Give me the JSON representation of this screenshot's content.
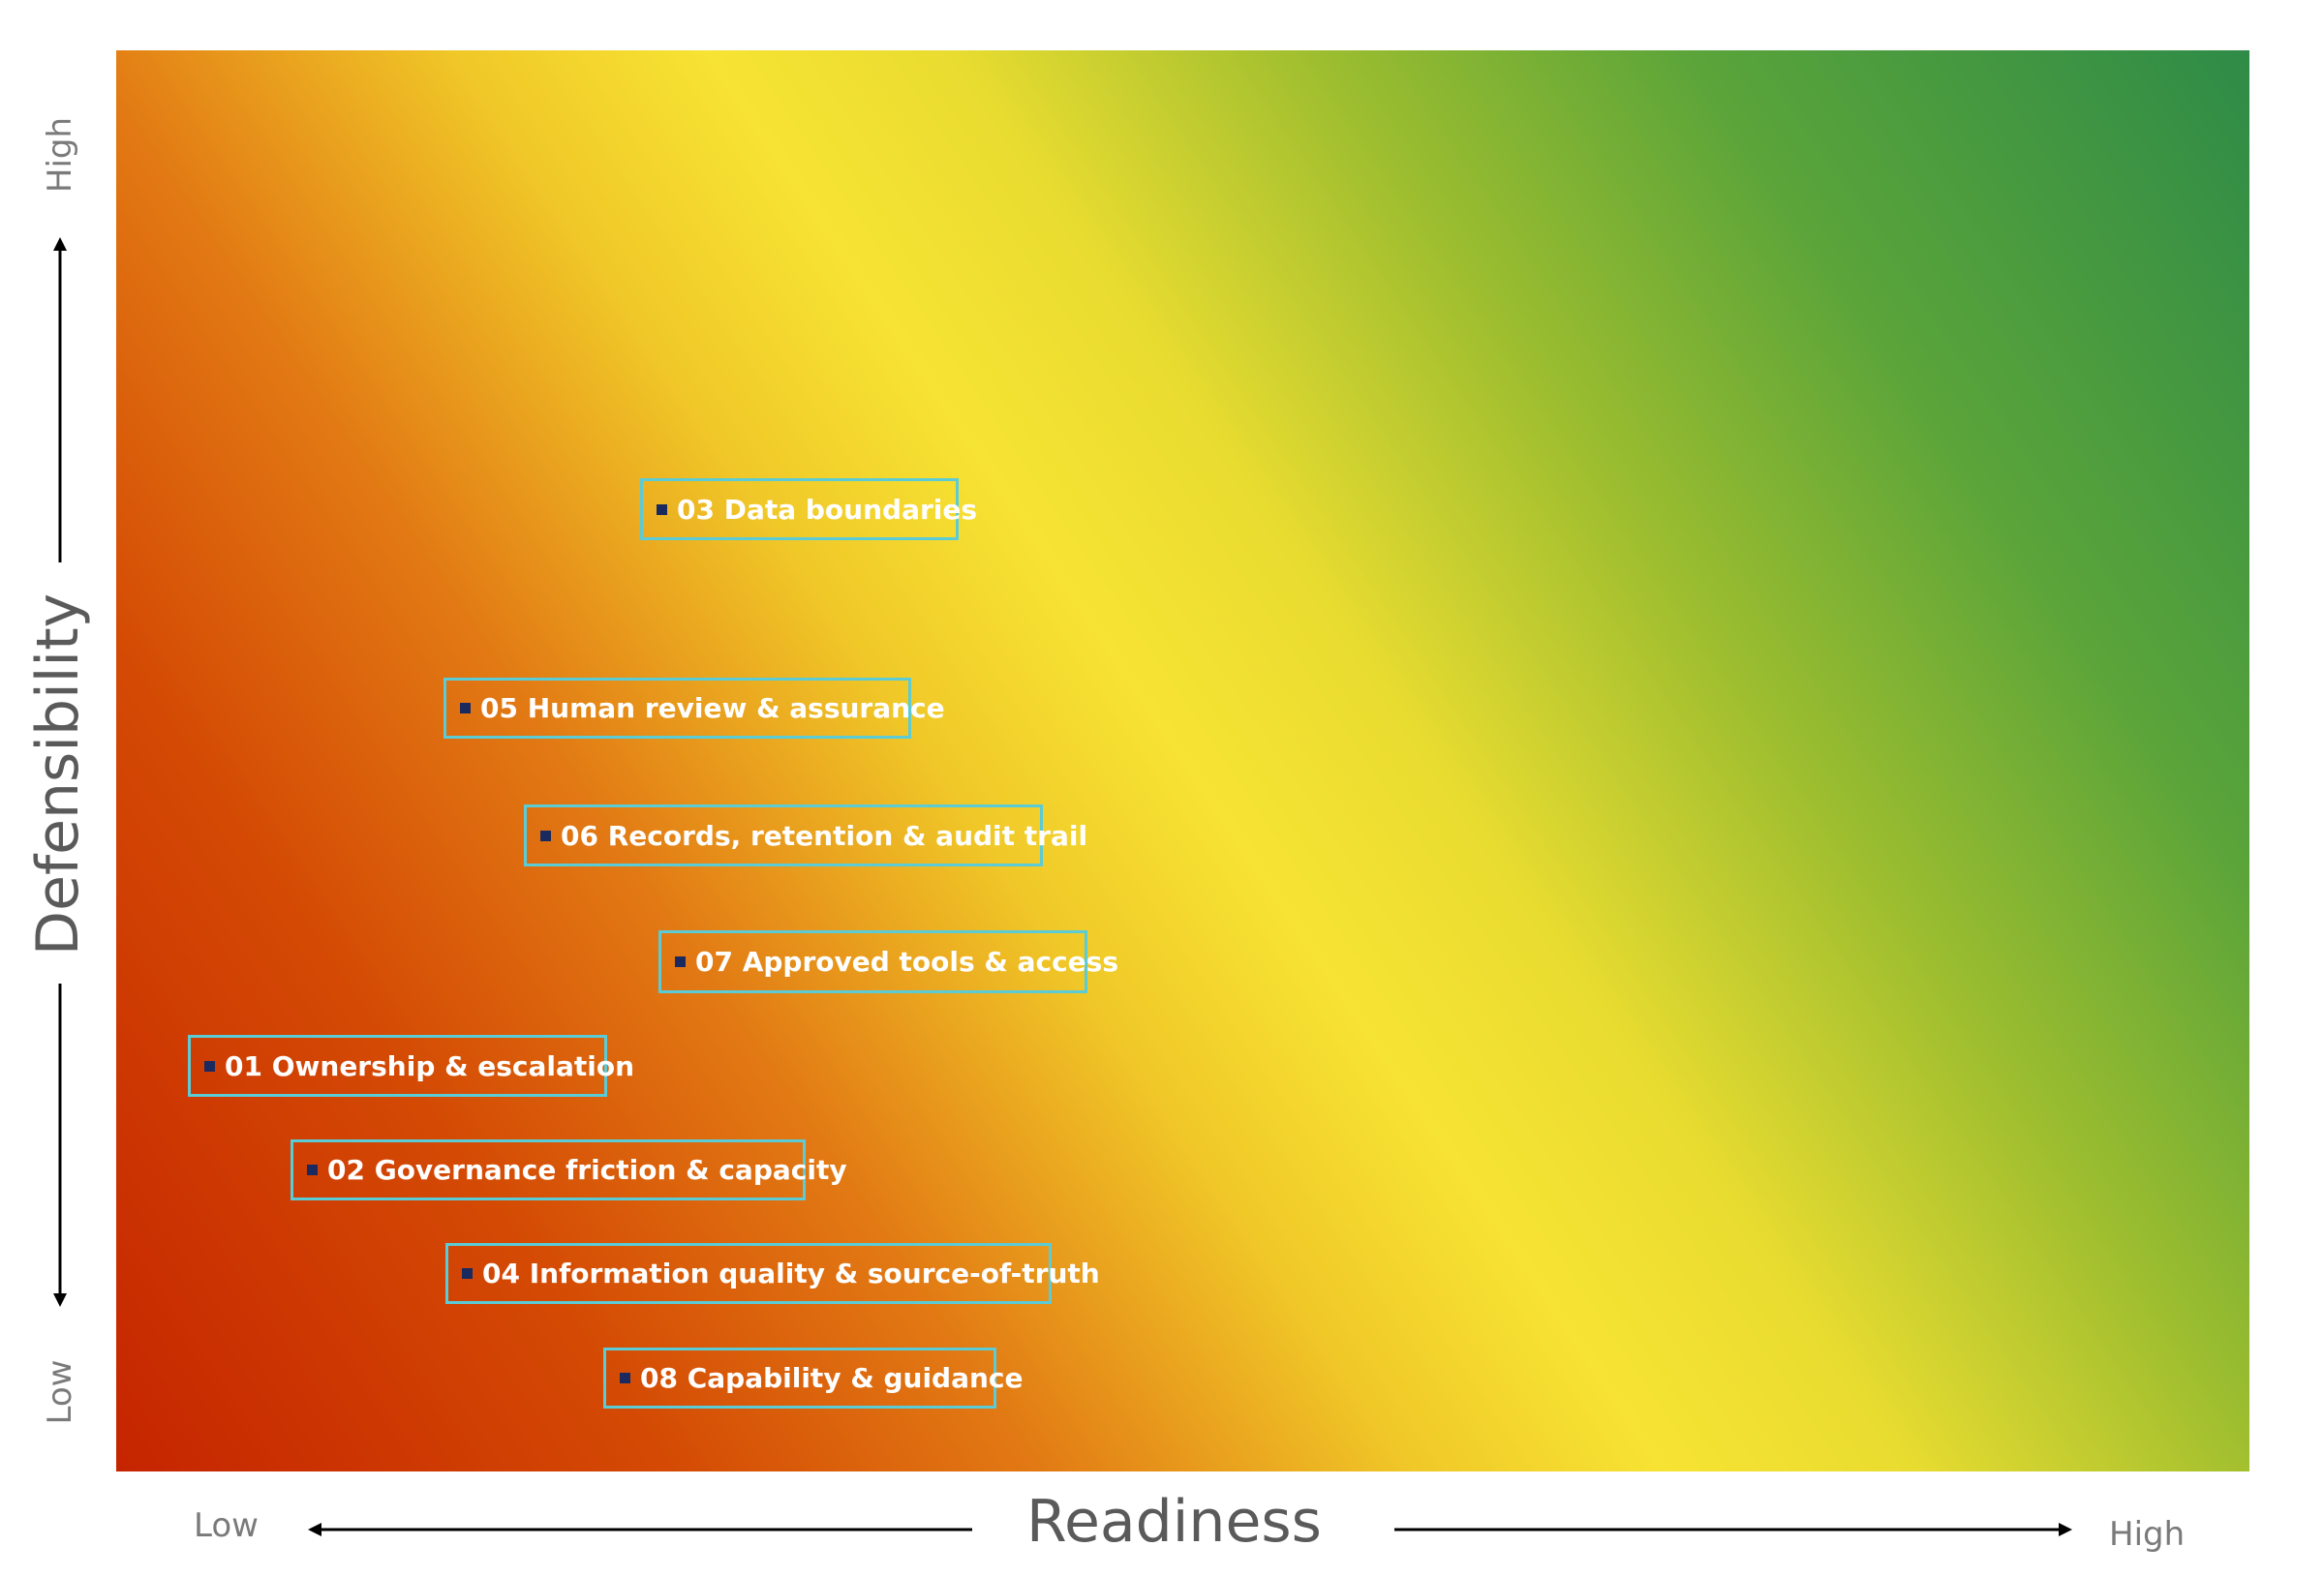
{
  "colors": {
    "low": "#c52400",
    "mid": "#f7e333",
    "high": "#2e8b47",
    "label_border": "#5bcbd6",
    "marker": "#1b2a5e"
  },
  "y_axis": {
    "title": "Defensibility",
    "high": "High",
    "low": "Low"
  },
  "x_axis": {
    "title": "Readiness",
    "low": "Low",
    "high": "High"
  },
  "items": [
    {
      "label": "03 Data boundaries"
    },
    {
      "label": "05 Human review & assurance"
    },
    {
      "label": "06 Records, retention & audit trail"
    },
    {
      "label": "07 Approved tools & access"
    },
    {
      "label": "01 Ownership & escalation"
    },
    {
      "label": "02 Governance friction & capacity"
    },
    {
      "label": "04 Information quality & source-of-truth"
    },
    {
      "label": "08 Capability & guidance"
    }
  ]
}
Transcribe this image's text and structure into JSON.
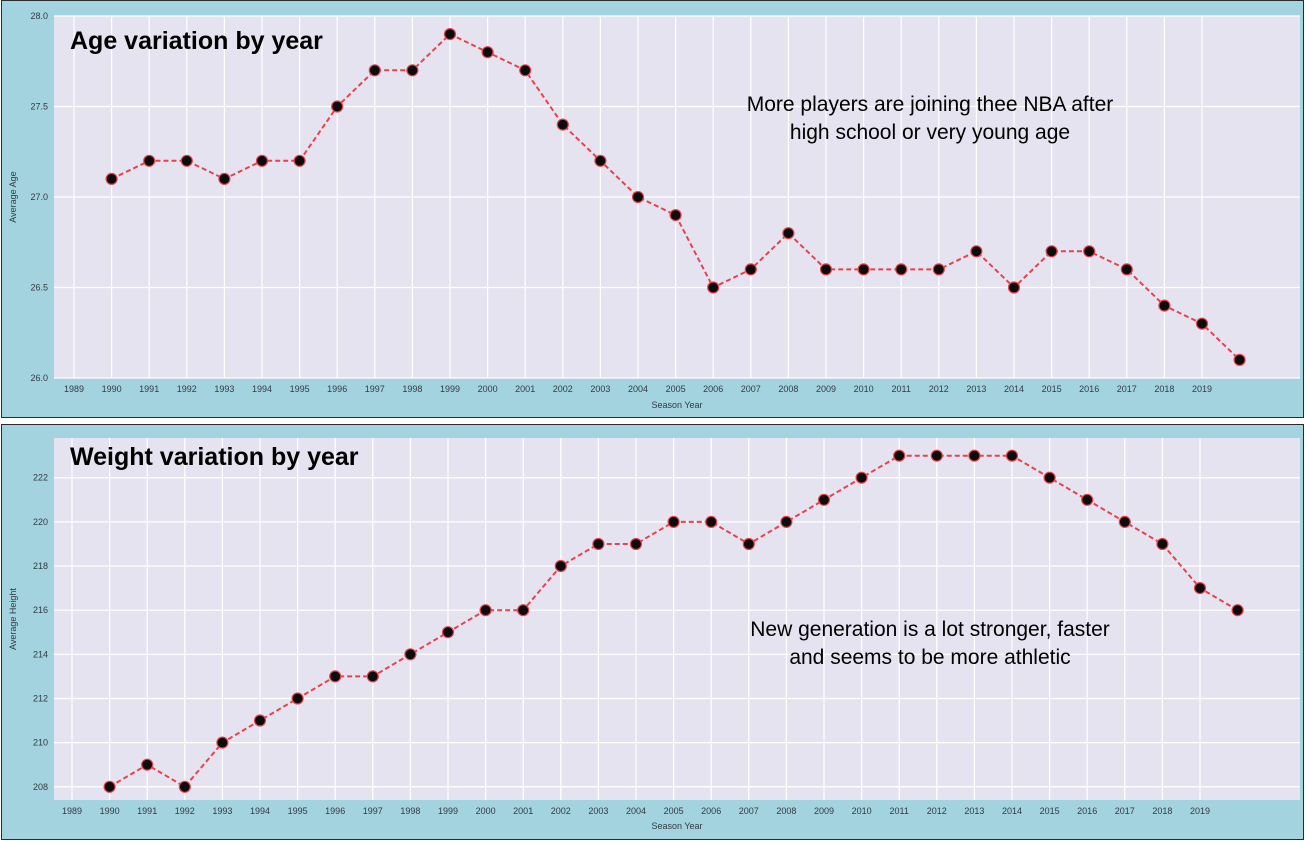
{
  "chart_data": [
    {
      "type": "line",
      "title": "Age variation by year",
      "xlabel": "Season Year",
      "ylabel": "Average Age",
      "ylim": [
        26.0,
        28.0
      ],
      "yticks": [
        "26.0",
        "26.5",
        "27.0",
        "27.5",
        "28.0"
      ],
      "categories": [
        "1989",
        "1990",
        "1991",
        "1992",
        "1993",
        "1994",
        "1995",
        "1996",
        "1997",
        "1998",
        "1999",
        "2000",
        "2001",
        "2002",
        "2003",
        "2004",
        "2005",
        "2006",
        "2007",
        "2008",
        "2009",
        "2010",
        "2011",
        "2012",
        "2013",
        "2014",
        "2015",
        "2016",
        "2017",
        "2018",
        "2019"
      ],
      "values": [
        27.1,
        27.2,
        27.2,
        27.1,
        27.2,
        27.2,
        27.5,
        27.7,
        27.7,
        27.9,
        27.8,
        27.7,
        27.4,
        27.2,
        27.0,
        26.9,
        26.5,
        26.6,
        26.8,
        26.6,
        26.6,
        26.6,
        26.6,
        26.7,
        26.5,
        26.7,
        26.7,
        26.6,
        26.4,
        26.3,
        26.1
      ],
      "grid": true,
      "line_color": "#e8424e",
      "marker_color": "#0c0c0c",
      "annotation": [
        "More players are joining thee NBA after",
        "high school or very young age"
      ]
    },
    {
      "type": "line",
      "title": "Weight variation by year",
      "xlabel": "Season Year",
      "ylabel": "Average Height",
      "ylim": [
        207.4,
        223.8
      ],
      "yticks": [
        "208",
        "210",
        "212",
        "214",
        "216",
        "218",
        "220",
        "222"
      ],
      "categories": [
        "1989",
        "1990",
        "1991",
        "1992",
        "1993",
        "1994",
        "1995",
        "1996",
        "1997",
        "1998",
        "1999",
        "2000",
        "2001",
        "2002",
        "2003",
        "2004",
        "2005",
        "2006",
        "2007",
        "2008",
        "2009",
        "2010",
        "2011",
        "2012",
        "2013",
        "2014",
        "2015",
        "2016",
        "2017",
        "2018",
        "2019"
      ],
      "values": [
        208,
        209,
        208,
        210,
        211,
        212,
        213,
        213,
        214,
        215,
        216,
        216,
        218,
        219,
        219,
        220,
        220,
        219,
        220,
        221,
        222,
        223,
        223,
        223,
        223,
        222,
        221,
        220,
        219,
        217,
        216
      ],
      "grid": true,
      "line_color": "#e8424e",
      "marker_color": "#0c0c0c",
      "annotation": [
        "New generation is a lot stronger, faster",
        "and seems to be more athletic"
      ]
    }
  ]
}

□ □ □ □ □

● **INSTRUCTIONS FOR THE TASK**:
Transcribe the whole listing exactly. Pictures are excluded.

● **COMPLETE ANSWER**:
Give me the JSON representation of this screenshot's content.
{
  "colors": {
    "low": "#c52400",
    "mid": "#f7e333",
    "high": "#2e8b47",
    "label_border": "#5bcbd6",
    "marker": "#1b2a5e"
  },
  "y_axis": {
    "title": "Defensibility",
    "high": "High",
    "low": "Low"
  },
  "x_axis": {
    "title": "Readiness",
    "low": "Low",
    "high": "High"
  },
  "items": [
    {
      "label": "03 Data boundaries"
    },
    {
      "label": "05 Human review & assurance"
    },
    {
      "label": "06 Records, retention & audit trail"
    },
    {
      "label": "07 Approved tools & access"
    },
    {
      "label": "01 Ownership & escalation"
    },
    {
      "label": "02 Governance friction & capacity"
    },
    {
      "label": "04 Information quality & source-of-truth"
    },
    {
      "label": "08 Capability & guidance"
    }
  ]
}
Transcribe this image's text and structure into JSON.
{
  "chart_data": [
    {
      "type": "line",
      "title": "Age variation by year",
      "xlabel": "Season Year",
      "ylabel": "Average Age",
      "ylim": [
        26.0,
        28.0
      ],
      "yticks": [
        "26.0",
        "26.5",
        "27.0",
        "27.5",
        "28.0"
      ],
      "categories": [
        "1989",
        "1990",
        "1991",
        "1992",
        "1993",
        "1994",
        "1995",
        "1996",
        "1997",
        "1998",
        "1999",
        "2000",
        "2001",
        "2002",
        "2003",
        "2004",
        "2005",
        "2006",
        "2007",
        "2008",
        "2009",
        "2010",
        "2011",
        "2012",
        "2013",
        "2014",
        "2015",
        "2016",
        "2017",
        "2018",
        "2019"
      ],
      "values": [
        27.1,
        27.2,
        27.2,
        27.1,
        27.2,
        27.2,
        27.5,
        27.7,
        27.7,
        27.9,
        27.8,
        27.7,
        27.4,
        27.2,
        27.0,
        26.9,
        26.5,
        26.6,
        26.8,
        26.6,
        26.6,
        26.6,
        26.6,
        26.7,
        26.5,
        26.7,
        26.7,
        26.6,
        26.4,
        26.3,
        26.1
      ],
      "grid": true,
      "line_color": "#e8424e",
      "marker_color": "#0c0c0c",
      "annotation": [
        "More players are joining thee NBA after",
        "high school or very young age"
      ]
    },
    {
      "type": "line",
      "title": "Weight variation by year",
      "xlabel": "Season Year",
      "ylabel": "Average Height",
      "ylim": [
        207.4,
        223.8
      ],
      "yticks": [
        "208",
        "210",
        "212",
        "214",
        "216",
        "218",
        "220",
        "222"
      ],
      "categories": [
        "1989",
        "1990",
        "1991",
        "1992",
        "1993",
        "1994",
        "1995",
        "1996",
        "1997",
        "1998",
        "1999",
        "2000",
        "2001",
        "2002",
        "2003",
        "2004",
        "2005",
        "2006",
        "2007",
        "2008",
        "2009",
        "2010",
        "2011",
        "2012",
        "2013",
        "2014",
        "2015",
        "2016",
        "2017",
        "2018",
        "2019"
      ],
      "values": [
        208,
        209,
        208,
        210,
        211,
        212,
        213,
        213,
        214,
        215,
        216,
        216,
        218,
        219,
        219,
        220,
        220,
        219,
        220,
        221,
        222,
        223,
        223,
        223,
        223,
        222,
        221,
        220,
        219,
        217,
        216
      ],
      "grid": true,
      "line_color": "#e8424e",
      "marker_color": "#0c0c0c",
      "annotation": [
        "New generation is a lot stronger, faster",
        "and seems to be more athletic"
      ]
    }
  ]
}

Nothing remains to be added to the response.